## Task to carry out
Every entry must be echoed exactly.

## Input records
-------------------------
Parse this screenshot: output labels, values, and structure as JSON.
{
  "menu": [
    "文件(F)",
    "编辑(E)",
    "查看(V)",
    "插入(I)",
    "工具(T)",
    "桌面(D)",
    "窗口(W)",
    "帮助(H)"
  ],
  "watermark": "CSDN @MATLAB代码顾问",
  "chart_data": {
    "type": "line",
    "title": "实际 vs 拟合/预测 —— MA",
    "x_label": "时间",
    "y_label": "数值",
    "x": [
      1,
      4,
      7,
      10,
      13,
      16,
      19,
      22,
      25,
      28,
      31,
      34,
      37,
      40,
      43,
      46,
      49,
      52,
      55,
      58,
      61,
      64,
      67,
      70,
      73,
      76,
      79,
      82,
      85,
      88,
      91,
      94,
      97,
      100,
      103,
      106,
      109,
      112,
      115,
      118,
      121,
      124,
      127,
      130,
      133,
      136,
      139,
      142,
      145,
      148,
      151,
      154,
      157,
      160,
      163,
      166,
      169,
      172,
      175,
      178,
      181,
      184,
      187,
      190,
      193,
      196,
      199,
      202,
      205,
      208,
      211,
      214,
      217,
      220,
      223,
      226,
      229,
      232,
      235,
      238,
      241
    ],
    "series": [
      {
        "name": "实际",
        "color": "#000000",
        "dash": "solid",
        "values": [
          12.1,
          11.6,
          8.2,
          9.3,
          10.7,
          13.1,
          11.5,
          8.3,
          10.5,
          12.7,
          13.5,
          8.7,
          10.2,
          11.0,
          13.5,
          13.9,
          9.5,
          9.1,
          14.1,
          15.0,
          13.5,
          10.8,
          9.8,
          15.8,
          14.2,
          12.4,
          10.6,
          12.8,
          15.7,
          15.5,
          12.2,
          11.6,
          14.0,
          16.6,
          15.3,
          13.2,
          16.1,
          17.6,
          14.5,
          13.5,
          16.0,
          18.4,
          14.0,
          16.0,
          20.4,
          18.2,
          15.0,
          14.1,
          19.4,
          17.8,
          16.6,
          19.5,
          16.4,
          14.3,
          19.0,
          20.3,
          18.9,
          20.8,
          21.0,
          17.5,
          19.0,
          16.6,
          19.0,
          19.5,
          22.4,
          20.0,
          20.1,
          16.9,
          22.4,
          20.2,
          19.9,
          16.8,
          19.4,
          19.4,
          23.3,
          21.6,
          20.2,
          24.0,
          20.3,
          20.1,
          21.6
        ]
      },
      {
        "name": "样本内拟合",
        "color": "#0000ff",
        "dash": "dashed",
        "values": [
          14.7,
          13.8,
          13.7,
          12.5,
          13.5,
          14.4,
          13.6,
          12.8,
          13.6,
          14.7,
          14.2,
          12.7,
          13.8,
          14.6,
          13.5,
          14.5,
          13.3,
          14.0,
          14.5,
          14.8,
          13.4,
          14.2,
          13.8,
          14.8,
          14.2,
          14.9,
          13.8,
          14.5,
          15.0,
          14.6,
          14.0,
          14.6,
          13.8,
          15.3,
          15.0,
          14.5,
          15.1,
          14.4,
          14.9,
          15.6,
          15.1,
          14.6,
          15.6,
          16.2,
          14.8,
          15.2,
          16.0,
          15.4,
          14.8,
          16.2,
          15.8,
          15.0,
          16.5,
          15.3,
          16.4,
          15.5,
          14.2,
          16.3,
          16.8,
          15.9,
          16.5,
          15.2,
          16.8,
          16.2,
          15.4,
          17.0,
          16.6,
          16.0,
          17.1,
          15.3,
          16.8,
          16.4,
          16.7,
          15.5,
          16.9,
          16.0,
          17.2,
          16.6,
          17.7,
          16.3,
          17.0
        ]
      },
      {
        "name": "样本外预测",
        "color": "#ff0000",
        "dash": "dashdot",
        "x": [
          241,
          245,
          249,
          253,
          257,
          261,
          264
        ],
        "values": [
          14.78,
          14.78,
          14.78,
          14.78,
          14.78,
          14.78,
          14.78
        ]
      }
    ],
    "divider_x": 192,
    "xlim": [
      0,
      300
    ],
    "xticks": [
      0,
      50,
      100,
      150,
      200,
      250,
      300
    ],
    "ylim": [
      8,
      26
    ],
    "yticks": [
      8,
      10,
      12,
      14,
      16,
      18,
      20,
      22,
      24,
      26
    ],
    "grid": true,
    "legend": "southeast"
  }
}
-------------------------
## Reply to the exercise
Parse this screenshot: output labels, values, and structure as JSON.
{
  "menu": [
    "文件(F)",
    "编辑(E)",
    "查看(V)",
    "插入(I)",
    "工具(T)",
    "桌面(D)",
    "窗口(W)",
    "帮助(H)"
  ],
  "watermark": "CSDN @MATLAB代码顾问",
  "chart_data": {
    "type": "line",
    "title": "实际 vs 拟合/预测 —— MA",
    "x_label": "时间",
    "y_label": "数值",
    "x": [
      1,
      4,
      7,
      10,
      13,
      16,
      19,
      22,
      25,
      28,
      31,
      34,
      37,
      40,
      43,
      46,
      49,
      52,
      55,
      58,
      61,
      64,
      67,
      70,
      73,
      76,
      79,
      82,
      85,
      88,
      91,
      94,
      97,
      100,
      103,
      106,
      109,
      112,
      115,
      118,
      121,
      124,
      127,
      130,
      133,
      136,
      139,
      142,
      145,
      148,
      151,
      154,
      157,
      160,
      163,
      166,
      169,
      172,
      175,
      178,
      181,
      184,
      187,
      190,
      193,
      196,
      199,
      202,
      205,
      208,
      211,
      214,
      217,
      220,
      223,
      226,
      229,
      232,
      235,
      238,
      241
    ],
    "series": [
      {
        "name": "实际",
        "color": "#000000",
        "dash": "solid",
        "values": [
          12.1,
          11.6,
          8.2,
          9.3,
          10.7,
          13.1,
          11.5,
          8.3,
          10.5,
          12.7,
          13.5,
          8.7,
          10.2,
          11.0,
          13.5,
          13.9,
          9.5,
          9.1,
          14.1,
          15.0,
          13.5,
          10.8,
          9.8,
          15.8,
          14.2,
          12.4,
          10.6,
          12.8,
          15.7,
          15.5,
          12.2,
          11.6,
          14.0,
          16.6,
          15.3,
          13.2,
          16.1,
          17.6,
          14.5,
          13.5,
          16.0,
          18.4,
          14.0,
          16.0,
          20.4,
          18.2,
          15.0,
          14.1,
          19.4,
          17.8,
          16.6,
          19.5,
          16.4,
          14.3,
          19.0,
          20.3,
          18.9,
          20.8,
          21.0,
          17.5,
          19.0,
          16.6,
          19.0,
          19.5,
          22.4,
          20.0,
          20.1,
          16.9,
          22.4,
          20.2,
          19.9,
          16.8,
          19.4,
          19.4,
          23.3,
          21.6,
          20.2,
          24.0,
          20.3,
          20.1,
          21.6
        ]
      },
      {
        "name": "样本内拟合",
        "color": "#0000ff",
        "dash": "dashed",
        "values": [
          14.7,
          13.8,
          13.7,
          12.5,
          13.5,
          14.4,
          13.6,
          12.8,
          13.6,
          14.7,
          14.2,
          12.7,
          13.8,
          14.6,
          13.5,
          14.5,
          13.3,
          14.0,
          14.5,
          14.8,
          13.4,
          14.2,
          13.8,
          14.8,
          14.2,
          14.9,
          13.8,
          14.5,
          15.0,
          14.6,
          14.0,
          14.6,
          13.8,
          15.3,
          15.0,
          14.5,
          15.1,
          14.4,
          14.9,
          15.6,
          15.1,
          14.6,
          15.6,
          16.2,
          14.8,
          15.2,
          16.0,
          15.4,
          14.8,
          16.2,
          15.8,
          15.0,
          16.5,
          15.3,
          16.4,
          15.5,
          14.2,
          16.3,
          16.8,
          15.9,
          16.5,
          15.2,
          16.8,
          16.2,
          15.4,
          17.0,
          16.6,
          16.0,
          17.1,
          15.3,
          16.8,
          16.4,
          16.7,
          15.5,
          16.9,
          16.0,
          17.2,
          16.6,
          17.7,
          16.3,
          17.0
        ]
      },
      {
        "name": "样本外预测",
        "color": "#ff0000",
        "dash": "dashdot",
        "x": [
          241,
          245,
          249,
          253,
          257,
          261,
          264
        ],
        "values": [
          14.78,
          14.78,
          14.78,
          14.78,
          14.78,
          14.78,
          14.78
        ]
      }
    ],
    "divider_x": 192,
    "xlim": [
      0,
      300
    ],
    "xticks": [
      0,
      50,
      100,
      150,
      200,
      250,
      300
    ],
    "ylim": [
      8,
      26
    ],
    "yticks": [
      8,
      10,
      12,
      14,
      16,
      18,
      20,
      22,
      24,
      26
    ],
    "grid": true,
    "legend": "southeast"
  }
}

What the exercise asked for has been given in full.